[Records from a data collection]
━━━━━━━━
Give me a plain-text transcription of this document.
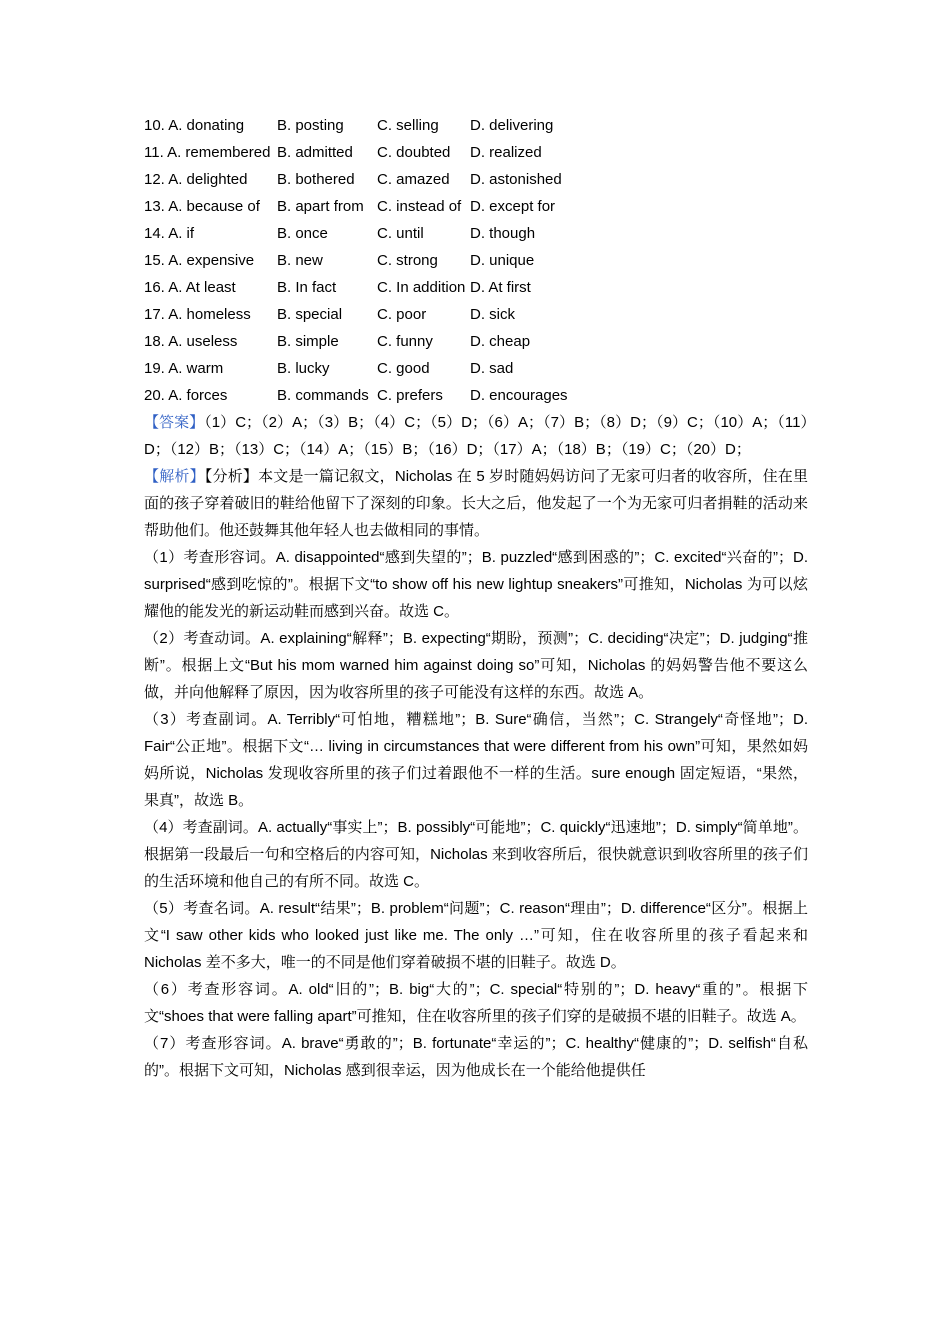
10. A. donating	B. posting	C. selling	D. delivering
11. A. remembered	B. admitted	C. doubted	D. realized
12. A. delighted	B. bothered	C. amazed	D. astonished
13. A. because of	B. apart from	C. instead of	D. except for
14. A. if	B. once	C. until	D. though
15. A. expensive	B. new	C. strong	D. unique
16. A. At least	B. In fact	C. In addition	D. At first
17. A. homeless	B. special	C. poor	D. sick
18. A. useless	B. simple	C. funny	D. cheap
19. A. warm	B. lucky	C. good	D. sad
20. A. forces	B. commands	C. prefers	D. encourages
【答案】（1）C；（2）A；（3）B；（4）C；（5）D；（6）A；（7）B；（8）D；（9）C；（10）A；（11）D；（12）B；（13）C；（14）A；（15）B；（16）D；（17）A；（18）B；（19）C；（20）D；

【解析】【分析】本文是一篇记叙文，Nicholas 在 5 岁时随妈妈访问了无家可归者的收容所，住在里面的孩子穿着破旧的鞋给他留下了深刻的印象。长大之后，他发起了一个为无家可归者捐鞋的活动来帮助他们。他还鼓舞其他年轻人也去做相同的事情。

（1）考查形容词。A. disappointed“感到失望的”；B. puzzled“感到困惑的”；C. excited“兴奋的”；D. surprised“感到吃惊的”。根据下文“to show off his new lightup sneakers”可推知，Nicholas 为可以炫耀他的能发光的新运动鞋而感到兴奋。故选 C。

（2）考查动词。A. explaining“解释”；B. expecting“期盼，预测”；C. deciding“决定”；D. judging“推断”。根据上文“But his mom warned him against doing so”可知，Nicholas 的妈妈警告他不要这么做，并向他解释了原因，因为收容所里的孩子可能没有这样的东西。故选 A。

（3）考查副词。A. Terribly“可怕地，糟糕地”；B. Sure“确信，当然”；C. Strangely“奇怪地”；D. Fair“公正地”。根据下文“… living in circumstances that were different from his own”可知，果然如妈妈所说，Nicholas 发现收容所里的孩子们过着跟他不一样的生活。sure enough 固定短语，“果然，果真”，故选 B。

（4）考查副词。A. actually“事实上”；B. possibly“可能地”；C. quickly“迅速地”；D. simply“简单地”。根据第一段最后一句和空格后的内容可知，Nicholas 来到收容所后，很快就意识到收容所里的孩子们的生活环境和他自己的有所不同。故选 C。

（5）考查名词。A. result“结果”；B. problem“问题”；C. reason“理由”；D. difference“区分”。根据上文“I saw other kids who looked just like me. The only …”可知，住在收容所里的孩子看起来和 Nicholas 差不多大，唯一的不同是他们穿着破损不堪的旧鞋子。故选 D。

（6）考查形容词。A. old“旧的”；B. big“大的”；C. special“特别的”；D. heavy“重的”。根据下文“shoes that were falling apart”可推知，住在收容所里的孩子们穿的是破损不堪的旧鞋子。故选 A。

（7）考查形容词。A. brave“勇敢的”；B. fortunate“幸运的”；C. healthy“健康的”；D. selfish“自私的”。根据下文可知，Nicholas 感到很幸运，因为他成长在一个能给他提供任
━━━━━━━━
◆ What is expected ◆
Copy the records above exactly, leaving out every picture.

◆ Written answer ◆
Give me a plain-text transcription of this document.
10. A. donating	B. posting	C. selling	D. delivering
11. A. remembered	B. admitted	C. doubted	D. realized
12. A. delighted	B. bothered	C. amazed	D. astonished
13. A. because of	B. apart from	C. instead of	D. except for
14. A. if	B. once	C. until	D. though
15. A. expensive	B. new	C. strong	D. unique
16. A. At least	B. In fact	C. In addition	D. At first
17. A. homeless	B. special	C. poor	D. sick
18. A. useless	B. simple	C. funny	D. cheap
19. A. warm	B. lucky	C. good	D. sad
20. A. forces	B. commands	C. prefers	D. encourages
【答案】（1）C；（2）A；（3）B；（4）C；（5）D；（6）A；（7）B；（8）D；（9）C；（10）A；（11）D；（12）B；（13）C；（14）A；（15）B；（16）D；（17）A；（18）B；（19）C；（20）D；

【解析】【分析】本文是一篇记叙文，Nicholas 在 5 岁时随妈妈访问了无家可归者的收容所，住在里面的孩子穿着破旧的鞋给他留下了深刻的印象。长大之后，他发起了一个为无家可归者捐鞋的活动来帮助他们。他还鼓舞其他年轻人也去做相同的事情。

（1）考查形容词。A. disappointed“感到失望的”；B. puzzled“感到困惑的”；C. excited“兴奋的”；D. surprised“感到吃惊的”。根据下文“to show off his new lightup sneakers”可推知，Nicholas 为可以炫耀他的能发光的新运动鞋而感到兴奋。故选 C。

（2）考查动词。A. explaining“解释”；B. expecting“期盼，预测”；C. deciding“决定”；D. judging“推断”。根据上文“But his mom warned him against doing so”可知，Nicholas 的妈妈警告他不要这么做，并向他解释了原因，因为收容所里的孩子可能没有这样的东西。故选 A。

（3）考查副词。A. Terribly“可怕地，糟糕地”；B. Sure“确信，当然”；C. Strangely“奇怪地”；D. Fair“公正地”。根据下文“… living in circumstances that were different from his own”可知，果然如妈妈所说，Nicholas 发现收容所里的孩子们过着跟他不一样的生活。sure enough 固定短语，“果然，果真”，故选 B。

（4）考查副词。A. actually“事实上”；B. possibly“可能地”；C. quickly“迅速地”；D. simply“简单地”。根据第一段最后一句和空格后的内容可知，Nicholas 来到收容所后，很快就意识到收容所里的孩子们的生活环境和他自己的有所不同。故选 C。

（5）考查名词。A. result“结果”；B. problem“问题”；C. reason“理由”；D. difference“区分”。根据上文“I saw other kids who looked just like me. The only …”可知，住在收容所里的孩子看起来和 Nicholas 差不多大，唯一的不同是他们穿着破损不堪的旧鞋子。故选 D。

（6）考查形容词。A. old“旧的”；B. big“大的”；C. special“特别的”；D. heavy“重的”。根据下文“shoes that were falling apart”可推知，住在收容所里的孩子们穿的是破损不堪的旧鞋子。故选 A。

（7）考查形容词。A. brave“勇敢的”；B. fortunate“幸运的”；C. healthy“健康的”；D. selfish“自私的”。根据下文可知，Nicholas 感到很幸运，因为他成长在一个能给他提供任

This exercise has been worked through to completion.